• OBJECTIVE: Copy the data below, swapping every "row-checkbox" for "item-checkbox" and leaving everything else the same.

(Saved data entries)
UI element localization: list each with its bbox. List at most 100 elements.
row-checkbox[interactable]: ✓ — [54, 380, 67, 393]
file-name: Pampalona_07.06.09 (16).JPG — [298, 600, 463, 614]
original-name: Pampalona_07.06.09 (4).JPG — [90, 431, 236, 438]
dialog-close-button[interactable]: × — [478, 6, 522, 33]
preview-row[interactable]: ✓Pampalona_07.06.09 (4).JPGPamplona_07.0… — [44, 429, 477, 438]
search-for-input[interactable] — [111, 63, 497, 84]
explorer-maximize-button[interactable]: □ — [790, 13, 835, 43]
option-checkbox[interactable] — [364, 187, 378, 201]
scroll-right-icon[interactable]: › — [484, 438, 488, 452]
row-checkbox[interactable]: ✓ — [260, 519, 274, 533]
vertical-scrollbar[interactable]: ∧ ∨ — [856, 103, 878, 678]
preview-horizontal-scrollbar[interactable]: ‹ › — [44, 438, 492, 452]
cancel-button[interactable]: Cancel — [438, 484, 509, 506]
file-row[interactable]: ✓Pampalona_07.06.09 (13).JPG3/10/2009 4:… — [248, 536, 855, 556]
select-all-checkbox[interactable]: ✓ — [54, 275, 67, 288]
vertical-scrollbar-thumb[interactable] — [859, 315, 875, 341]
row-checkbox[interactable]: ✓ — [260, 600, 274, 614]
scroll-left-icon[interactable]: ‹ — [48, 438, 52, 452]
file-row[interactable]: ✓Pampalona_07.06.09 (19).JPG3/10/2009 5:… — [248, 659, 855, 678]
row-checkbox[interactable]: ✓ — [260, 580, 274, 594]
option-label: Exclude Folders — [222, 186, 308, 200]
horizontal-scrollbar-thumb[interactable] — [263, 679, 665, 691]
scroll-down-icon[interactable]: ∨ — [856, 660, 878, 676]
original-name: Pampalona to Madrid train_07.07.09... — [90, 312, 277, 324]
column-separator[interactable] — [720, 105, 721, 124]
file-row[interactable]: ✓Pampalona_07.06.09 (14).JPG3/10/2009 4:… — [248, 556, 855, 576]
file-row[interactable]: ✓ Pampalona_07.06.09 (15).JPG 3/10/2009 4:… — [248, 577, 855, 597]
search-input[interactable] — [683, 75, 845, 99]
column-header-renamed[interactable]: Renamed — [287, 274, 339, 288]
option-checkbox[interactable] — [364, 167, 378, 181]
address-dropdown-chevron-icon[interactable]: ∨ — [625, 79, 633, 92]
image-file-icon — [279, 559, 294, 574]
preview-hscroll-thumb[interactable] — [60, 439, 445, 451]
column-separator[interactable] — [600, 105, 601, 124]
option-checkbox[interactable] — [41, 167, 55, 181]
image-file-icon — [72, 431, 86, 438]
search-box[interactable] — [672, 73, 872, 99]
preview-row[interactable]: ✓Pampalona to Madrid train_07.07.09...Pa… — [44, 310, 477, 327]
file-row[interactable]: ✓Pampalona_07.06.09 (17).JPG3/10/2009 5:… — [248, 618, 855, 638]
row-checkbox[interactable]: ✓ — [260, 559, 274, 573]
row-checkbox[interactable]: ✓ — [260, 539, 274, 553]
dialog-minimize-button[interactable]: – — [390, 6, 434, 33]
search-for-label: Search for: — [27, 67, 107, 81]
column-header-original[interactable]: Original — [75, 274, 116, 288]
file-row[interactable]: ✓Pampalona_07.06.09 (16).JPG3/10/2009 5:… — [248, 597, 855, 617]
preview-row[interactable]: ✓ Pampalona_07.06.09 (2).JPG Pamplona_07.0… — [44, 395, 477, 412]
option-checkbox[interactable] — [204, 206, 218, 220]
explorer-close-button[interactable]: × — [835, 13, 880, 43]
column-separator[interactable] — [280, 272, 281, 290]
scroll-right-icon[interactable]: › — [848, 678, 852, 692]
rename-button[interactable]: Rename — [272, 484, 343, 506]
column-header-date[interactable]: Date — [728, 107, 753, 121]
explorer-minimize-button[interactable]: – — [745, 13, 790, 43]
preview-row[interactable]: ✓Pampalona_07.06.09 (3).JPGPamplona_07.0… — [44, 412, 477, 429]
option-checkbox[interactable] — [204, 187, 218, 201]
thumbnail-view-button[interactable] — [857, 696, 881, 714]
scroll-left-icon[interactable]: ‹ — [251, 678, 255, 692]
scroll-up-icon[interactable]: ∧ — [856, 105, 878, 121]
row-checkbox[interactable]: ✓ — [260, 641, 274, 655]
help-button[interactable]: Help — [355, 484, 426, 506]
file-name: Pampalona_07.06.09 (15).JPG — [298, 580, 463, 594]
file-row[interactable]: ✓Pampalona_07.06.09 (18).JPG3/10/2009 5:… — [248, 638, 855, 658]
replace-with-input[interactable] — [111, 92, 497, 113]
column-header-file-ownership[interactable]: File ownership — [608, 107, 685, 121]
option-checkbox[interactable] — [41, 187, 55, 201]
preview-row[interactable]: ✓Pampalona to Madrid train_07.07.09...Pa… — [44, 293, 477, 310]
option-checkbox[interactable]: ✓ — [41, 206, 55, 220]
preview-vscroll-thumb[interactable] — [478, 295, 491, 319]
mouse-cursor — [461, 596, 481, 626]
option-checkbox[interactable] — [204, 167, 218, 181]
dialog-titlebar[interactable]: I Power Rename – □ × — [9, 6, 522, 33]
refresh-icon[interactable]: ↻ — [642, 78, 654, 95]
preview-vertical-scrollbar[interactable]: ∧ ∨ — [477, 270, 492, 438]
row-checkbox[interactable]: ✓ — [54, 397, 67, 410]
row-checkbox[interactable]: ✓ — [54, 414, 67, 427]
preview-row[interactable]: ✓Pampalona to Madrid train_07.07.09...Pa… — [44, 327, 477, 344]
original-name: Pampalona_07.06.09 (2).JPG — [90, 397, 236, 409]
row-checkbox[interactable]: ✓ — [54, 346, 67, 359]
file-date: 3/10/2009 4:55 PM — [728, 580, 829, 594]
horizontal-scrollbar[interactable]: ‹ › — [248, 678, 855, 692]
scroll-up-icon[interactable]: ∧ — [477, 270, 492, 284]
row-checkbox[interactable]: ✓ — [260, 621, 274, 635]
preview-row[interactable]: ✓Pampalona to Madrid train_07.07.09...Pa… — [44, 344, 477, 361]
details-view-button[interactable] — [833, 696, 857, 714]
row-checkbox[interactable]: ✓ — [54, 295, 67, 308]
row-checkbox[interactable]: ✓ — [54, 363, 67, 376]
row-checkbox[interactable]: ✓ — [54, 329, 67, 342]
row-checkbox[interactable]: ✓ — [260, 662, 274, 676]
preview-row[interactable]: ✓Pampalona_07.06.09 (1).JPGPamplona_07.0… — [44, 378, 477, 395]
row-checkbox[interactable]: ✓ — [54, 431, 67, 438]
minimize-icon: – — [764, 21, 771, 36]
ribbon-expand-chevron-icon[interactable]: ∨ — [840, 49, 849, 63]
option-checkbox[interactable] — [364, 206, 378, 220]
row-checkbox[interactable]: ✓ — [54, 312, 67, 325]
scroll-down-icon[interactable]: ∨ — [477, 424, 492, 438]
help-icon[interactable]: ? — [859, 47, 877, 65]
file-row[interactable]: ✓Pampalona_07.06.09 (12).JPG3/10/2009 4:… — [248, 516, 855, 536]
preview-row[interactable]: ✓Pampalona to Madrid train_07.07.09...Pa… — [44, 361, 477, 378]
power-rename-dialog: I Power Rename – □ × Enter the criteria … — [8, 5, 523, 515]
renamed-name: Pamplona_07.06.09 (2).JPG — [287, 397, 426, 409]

• FINAL RESULT:
UI element localization: list each with its bbox. List at most 100 elements.
item-checkbox[interactable]: ✓ — [54, 380, 67, 393]
file-name: Pampalona_07.06.09 (16).JPG — [298, 600, 463, 614]
original-name: Pampalona_07.06.09 (4).JPG — [90, 431, 236, 438]
dialog-close-button[interactable]: × — [478, 6, 522, 33]
preview-row[interactable]: ✓Pampalona_07.06.09 (4).JPGPamplona_07.0… — [44, 429, 477, 438]
search-for-input[interactable] — [111, 63, 497, 84]
explorer-maximize-button[interactable]: □ — [790, 13, 835, 43]
option-checkbox[interactable] — [364, 187, 378, 201]
scroll-right-icon[interactable]: › — [484, 438, 488, 452]
item-checkbox[interactable]: ✓ — [260, 519, 274, 533]
vertical-scrollbar[interactable]: ∧ ∨ — [856, 103, 878, 678]
preview-horizontal-scrollbar[interactable]: ‹ › — [44, 438, 492, 452]
cancel-button[interactable]: Cancel — [438, 484, 509, 506]
file-row[interactable]: ✓Pampalona_07.06.09 (13).JPG3/10/2009 4:… — [248, 536, 855, 556]
select-all-checkbox[interactable]: ✓ — [54, 275, 67, 288]
vertical-scrollbar-thumb[interactable] — [859, 315, 875, 341]
item-checkbox[interactable]: ✓ — [260, 600, 274, 614]
scroll-left-icon[interactable]: ‹ — [48, 438, 52, 452]
file-row[interactable]: ✓Pampalona_07.06.09 (19).JPG3/10/2009 5:… — [248, 659, 855, 678]
item-checkbox[interactable]: ✓ — [260, 580, 274, 594]
option-label: Exclude Folders — [222, 186, 308, 200]
horizontal-scrollbar-thumb[interactable] — [263, 679, 665, 691]
scroll-down-icon[interactable]: ∨ — [856, 660, 878, 676]
original-name: Pampalona to Madrid train_07.07.09... — [90, 312, 277, 324]
column-separator[interactable] — [720, 105, 721, 124]
file-row[interactable]: ✓Pampalona_07.06.09 (14).JPG3/10/2009 4:… — [248, 556, 855, 576]
file-row[interactable]: ✓ Pampalona_07.06.09 (15).JPG 3/10/2009 4:… — [248, 577, 855, 597]
search-input[interactable] — [683, 75, 845, 99]
column-header-renamed[interactable]: Renamed — [287, 274, 339, 288]
option-checkbox[interactable] — [364, 167, 378, 181]
address-dropdown-chevron-icon[interactable]: ∨ — [625, 79, 633, 92]
image-file-icon — [279, 559, 294, 574]
preview-hscroll-thumb[interactable] — [60, 439, 445, 451]
column-separator[interactable] — [600, 105, 601, 124]
option-checkbox[interactable] — [41, 167, 55, 181]
image-file-icon — [72, 431, 86, 438]
search-box[interactable] — [672, 73, 872, 99]
preview-row[interactable]: ✓Pampalona to Madrid train_07.07.09...Pa… — [44, 310, 477, 327]
file-row[interactable]: ✓Pampalona_07.06.09 (17).JPG3/10/2009 5:… — [248, 618, 855, 638]
item-checkbox[interactable]: ✓ — [260, 559, 274, 573]
item-checkbox[interactable]: ✓ — [260, 539, 274, 553]
dialog-minimize-button[interactable]: – — [390, 6, 434, 33]
search-for-label: Search for: — [27, 67, 107, 81]
column-header-original[interactable]: Original — [75, 274, 116, 288]
file-row[interactable]: ✓Pampalona_07.06.09 (16).JPG3/10/2009 5:… — [248, 597, 855, 617]
preview-row[interactable]: ✓ Pampalona_07.06.09 (2).JPG Pamplona_07.0… — [44, 395, 477, 412]
option-checkbox[interactable] — [204, 206, 218, 220]
explorer-close-button[interactable]: × — [835, 13, 880, 43]
column-separator[interactable] — [280, 272, 281, 290]
scroll-right-icon[interactable]: › — [848, 678, 852, 692]
rename-button[interactable]: Rename — [272, 484, 343, 506]
column-header-date[interactable]: Date — [728, 107, 753, 121]
explorer-minimize-button[interactable]: – — [745, 13, 790, 43]
preview-row[interactable]: ✓Pampalona_07.06.09 (3).JPGPamplona_07.0… — [44, 412, 477, 429]
option-checkbox[interactable] — [204, 187, 218, 201]
thumbnail-view-button[interactable] — [857, 696, 881, 714]
scroll-left-icon[interactable]: ‹ — [251, 678, 255, 692]
scroll-up-icon[interactable]: ∧ — [856, 105, 878, 121]
item-checkbox[interactable]: ✓ — [260, 641, 274, 655]
help-button[interactable]: Help — [355, 484, 426, 506]
file-name: Pampalona_07.06.09 (15).JPG — [298, 580, 463, 594]
file-row[interactable]: ✓Pampalona_07.06.09 (18).JPG3/10/2009 5:… — [248, 638, 855, 658]
replace-with-input[interactable] — [111, 92, 497, 113]
column-header-file-ownership[interactable]: File ownership — [608, 107, 685, 121]
option-checkbox[interactable] — [41, 187, 55, 201]
preview-row[interactable]: ✓Pampalona to Madrid train_07.07.09...Pa… — [44, 293, 477, 310]
option-checkbox[interactable]: ✓ — [41, 206, 55, 220]
preview-vscroll-thumb[interactable] — [478, 295, 491, 319]
mouse-cursor — [461, 596, 481, 626]
option-checkbox[interactable] — [204, 167, 218, 181]
dialog-titlebar[interactable]: I Power Rename – □ × — [9, 6, 522, 33]
refresh-icon[interactable]: ↻ — [642, 78, 654, 95]
preview-vertical-scrollbar[interactable]: ∧ ∨ — [477, 270, 492, 438]
item-checkbox[interactable]: ✓ — [54, 397, 67, 410]
item-checkbox[interactable]: ✓ — [54, 414, 67, 427]
preview-row[interactable]: ✓Pampalona to Madrid train_07.07.09...Pa… — [44, 327, 477, 344]
original-name: Pampalona_07.06.09 (2).JPG — [90, 397, 236, 409]
item-checkbox[interactable]: ✓ — [54, 346, 67, 359]
file-date: 3/10/2009 4:55 PM — [728, 580, 829, 594]
horizontal-scrollbar[interactable]: ‹ › — [248, 678, 855, 692]
scroll-up-icon[interactable]: ∧ — [477, 270, 492, 284]
item-checkbox[interactable]: ✓ — [260, 621, 274, 635]
preview-row[interactable]: ✓Pampalona to Madrid train_07.07.09...Pa… — [44, 344, 477, 361]
details-view-button[interactable] — [833, 696, 857, 714]
item-checkbox[interactable]: ✓ — [54, 295, 67, 308]
item-checkbox[interactable]: ✓ — [54, 363, 67, 376]
item-checkbox[interactable]: ✓ — [54, 329, 67, 342]
item-checkbox[interactable]: ✓ — [260, 662, 274, 676]
preview-row[interactable]: ✓Pampalona_07.06.09 (1).JPGPamplona_07.0… — [44, 378, 477, 395]
item-checkbox[interactable]: ✓ — [54, 431, 67, 438]
minimize-icon: – — [764, 21, 771, 36]
ribbon-expand-chevron-icon[interactable]: ∨ — [840, 49, 849, 63]
option-checkbox[interactable] — [364, 206, 378, 220]
item-checkbox[interactable]: ✓ — [54, 312, 67, 325]
scroll-down-icon[interactable]: ∨ — [477, 424, 492, 438]
help-icon[interactable]: ? — [859, 47, 877, 65]
file-row[interactable]: ✓Pampalona_07.06.09 (12).JPG3/10/2009 4:… — [248, 516, 855, 536]
preview-row[interactable]: ✓Pampalona to Madrid train_07.07.09...Pa… — [44, 361, 477, 378]
power-rename-dialog: I Power Rename – □ × Enter the criteria … — [8, 5, 523, 515]
renamed-name: Pamplona_07.06.09 (2).JPG — [287, 397, 426, 409]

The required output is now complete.